### WHAT IS REQUIRED
Rewrite the records below, swapping "x-tick-label" for "x-axis-label" everywhere it occurs and leaving everything else as it is.

* begin DATASET CONTENT *

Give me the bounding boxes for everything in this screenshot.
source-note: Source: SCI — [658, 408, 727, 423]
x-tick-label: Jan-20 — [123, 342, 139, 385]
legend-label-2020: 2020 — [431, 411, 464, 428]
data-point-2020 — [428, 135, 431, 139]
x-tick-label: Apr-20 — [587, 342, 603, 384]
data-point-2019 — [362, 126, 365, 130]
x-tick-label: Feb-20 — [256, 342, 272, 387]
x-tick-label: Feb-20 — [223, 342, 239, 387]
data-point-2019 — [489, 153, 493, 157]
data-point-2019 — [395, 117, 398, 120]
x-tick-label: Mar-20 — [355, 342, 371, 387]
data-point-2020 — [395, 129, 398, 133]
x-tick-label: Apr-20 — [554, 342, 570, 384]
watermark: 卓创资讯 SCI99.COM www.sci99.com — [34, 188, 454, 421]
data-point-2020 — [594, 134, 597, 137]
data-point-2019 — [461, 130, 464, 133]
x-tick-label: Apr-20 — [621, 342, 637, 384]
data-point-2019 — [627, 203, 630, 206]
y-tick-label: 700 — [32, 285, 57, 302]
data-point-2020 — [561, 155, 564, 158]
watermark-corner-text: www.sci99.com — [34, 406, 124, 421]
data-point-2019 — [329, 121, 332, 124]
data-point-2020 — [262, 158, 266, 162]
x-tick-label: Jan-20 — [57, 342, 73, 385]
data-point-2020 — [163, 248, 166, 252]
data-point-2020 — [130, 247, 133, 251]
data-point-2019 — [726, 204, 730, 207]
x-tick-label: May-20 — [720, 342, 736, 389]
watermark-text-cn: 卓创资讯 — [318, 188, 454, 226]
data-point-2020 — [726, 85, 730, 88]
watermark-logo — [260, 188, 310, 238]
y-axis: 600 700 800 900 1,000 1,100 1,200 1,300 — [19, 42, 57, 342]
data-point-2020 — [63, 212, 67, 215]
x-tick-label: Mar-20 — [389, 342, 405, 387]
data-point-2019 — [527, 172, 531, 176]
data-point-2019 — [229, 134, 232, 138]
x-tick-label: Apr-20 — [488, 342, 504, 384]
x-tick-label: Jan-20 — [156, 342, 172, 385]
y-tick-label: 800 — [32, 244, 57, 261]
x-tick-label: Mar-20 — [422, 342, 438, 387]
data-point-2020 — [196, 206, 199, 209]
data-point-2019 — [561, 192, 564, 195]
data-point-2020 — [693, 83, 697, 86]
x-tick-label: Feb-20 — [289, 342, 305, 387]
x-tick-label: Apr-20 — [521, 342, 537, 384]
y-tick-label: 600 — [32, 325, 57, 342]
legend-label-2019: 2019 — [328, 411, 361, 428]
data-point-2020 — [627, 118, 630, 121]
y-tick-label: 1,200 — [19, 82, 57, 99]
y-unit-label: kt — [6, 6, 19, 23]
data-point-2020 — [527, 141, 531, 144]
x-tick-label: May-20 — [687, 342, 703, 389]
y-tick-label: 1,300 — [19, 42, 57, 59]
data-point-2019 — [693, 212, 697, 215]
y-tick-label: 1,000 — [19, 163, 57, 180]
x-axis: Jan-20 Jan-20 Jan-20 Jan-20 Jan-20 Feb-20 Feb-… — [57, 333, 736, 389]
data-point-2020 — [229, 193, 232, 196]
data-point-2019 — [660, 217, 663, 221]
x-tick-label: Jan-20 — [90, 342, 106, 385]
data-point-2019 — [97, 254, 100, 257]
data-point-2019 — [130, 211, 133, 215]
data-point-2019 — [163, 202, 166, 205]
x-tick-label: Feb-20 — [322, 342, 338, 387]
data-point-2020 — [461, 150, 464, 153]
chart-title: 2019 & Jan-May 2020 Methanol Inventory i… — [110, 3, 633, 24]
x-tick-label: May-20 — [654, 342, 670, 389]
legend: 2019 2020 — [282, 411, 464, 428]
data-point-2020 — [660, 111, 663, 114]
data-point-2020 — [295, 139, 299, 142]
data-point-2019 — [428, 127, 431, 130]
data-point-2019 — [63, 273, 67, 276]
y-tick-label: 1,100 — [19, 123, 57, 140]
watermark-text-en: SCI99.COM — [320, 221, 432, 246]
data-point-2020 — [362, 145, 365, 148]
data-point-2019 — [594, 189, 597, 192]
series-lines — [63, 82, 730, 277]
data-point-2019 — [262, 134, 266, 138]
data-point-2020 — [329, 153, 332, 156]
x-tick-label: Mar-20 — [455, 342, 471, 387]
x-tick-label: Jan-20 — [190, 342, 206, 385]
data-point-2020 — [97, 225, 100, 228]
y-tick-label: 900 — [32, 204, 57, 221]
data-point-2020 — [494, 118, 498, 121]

* end DATASET CONTENT *

### SOLUTION TO THE EXERCISE
Give me the bounding boxes for everything in this screenshot.
source-note: Source: SCI — [658, 408, 727, 423]
x-axis-label: Jan-20 — [123, 342, 139, 385]
legend-label-2020: 2020 — [431, 411, 464, 428]
data-point-2020 — [428, 135, 431, 139]
x-axis-label: Apr-20 — [587, 342, 603, 384]
data-point-2019 — [362, 126, 365, 130]
x-axis-label: Feb-20 — [256, 342, 272, 387]
x-axis-label: Feb-20 — [223, 342, 239, 387]
data-point-2019 — [489, 153, 493, 157]
data-point-2019 — [395, 117, 398, 120]
x-axis-label: Mar-20 — [355, 342, 371, 387]
data-point-2020 — [395, 129, 398, 133]
x-axis-label: Apr-20 — [554, 342, 570, 384]
watermark: 卓创资讯 SCI99.COM www.sci99.com — [34, 188, 454, 421]
data-point-2020 — [594, 134, 597, 137]
data-point-2019 — [461, 130, 464, 133]
x-axis-label: Apr-20 — [621, 342, 637, 384]
data-point-2019 — [627, 203, 630, 206]
y-tick-label: 700 — [32, 285, 57, 302]
data-point-2020 — [561, 155, 564, 158]
watermark-corner-text: www.sci99.com — [34, 406, 124, 421]
data-point-2019 — [329, 121, 332, 124]
data-point-2020 — [262, 158, 266, 162]
x-axis-label: Jan-20 — [57, 342, 73, 385]
data-point-2020 — [163, 248, 166, 252]
data-point-2020 — [130, 247, 133, 251]
data-point-2019 — [726, 204, 730, 207]
x-axis-label: May-20 — [720, 342, 736, 389]
watermark-text-cn: 卓创资讯 — [318, 188, 454, 226]
data-point-2020 — [726, 85, 730, 88]
watermark-logo — [260, 188, 310, 238]
y-axis: 600 700 800 900 1,000 1,100 1,200 1,300 — [19, 42, 57, 342]
data-point-2020 — [63, 212, 67, 215]
x-axis-label: Mar-20 — [389, 342, 405, 387]
data-point-2019 — [527, 172, 531, 176]
data-point-2019 — [229, 134, 232, 138]
x-axis-label: Apr-20 — [488, 342, 504, 384]
x-axis-label: Jan-20 — [156, 342, 172, 385]
y-tick-label: 800 — [32, 244, 57, 261]
x-axis-label: Mar-20 — [422, 342, 438, 387]
data-point-2020 — [196, 206, 199, 209]
data-point-2019 — [561, 192, 564, 195]
data-point-2020 — [693, 83, 697, 86]
x-axis-label: Feb-20 — [289, 342, 305, 387]
x-axis-label: Apr-20 — [521, 342, 537, 384]
y-tick-label: 600 — [32, 325, 57, 342]
legend-label-2019: 2019 — [328, 411, 361, 428]
data-point-2020 — [627, 118, 630, 121]
y-tick-label: 1,200 — [19, 82, 57, 99]
y-unit-label: kt — [6, 6, 19, 23]
data-point-2020 — [527, 141, 531, 144]
x-axis-label: May-20 — [687, 342, 703, 389]
y-tick-label: 1,300 — [19, 42, 57, 59]
data-point-2019 — [693, 212, 697, 215]
y-tick-label: 1,000 — [19, 163, 57, 180]
x-axis: Jan-20 Jan-20 Jan-20 Jan-20 Jan-20 Feb-20 Feb-… — [57, 333, 736, 389]
data-point-2020 — [229, 193, 232, 196]
data-point-2019 — [660, 217, 663, 221]
x-axis-label: Jan-20 — [90, 342, 106, 385]
data-point-2019 — [97, 254, 100, 257]
data-point-2019 — [130, 211, 133, 215]
data-point-2019 — [163, 202, 166, 205]
x-axis-label: Feb-20 — [322, 342, 338, 387]
data-point-2020 — [461, 150, 464, 153]
chart-title: 2019 & Jan-May 2020 Methanol Inventory i… — [110, 3, 633, 24]
x-axis-label: May-20 — [654, 342, 670, 389]
legend: 2019 2020 — [282, 411, 464, 428]
data-point-2020 — [660, 111, 663, 114]
data-point-2020 — [295, 139, 299, 142]
data-point-2019 — [428, 127, 431, 130]
data-point-2019 — [63, 273, 67, 276]
y-tick-label: 1,100 — [19, 123, 57, 140]
watermark-text-en: SCI99.COM — [320, 221, 432, 246]
data-point-2020 — [362, 145, 365, 148]
data-point-2019 — [594, 189, 597, 192]
series-lines — [63, 82, 730, 277]
data-point-2019 — [262, 134, 266, 138]
data-point-2020 — [329, 153, 332, 156]
x-axis-label: Mar-20 — [455, 342, 471, 387]
x-axis-label: Jan-20 — [190, 342, 206, 385]
data-point-2020 — [97, 225, 100, 228]
y-tick-label: 900 — [32, 204, 57, 221]
data-point-2020 — [494, 118, 498, 121]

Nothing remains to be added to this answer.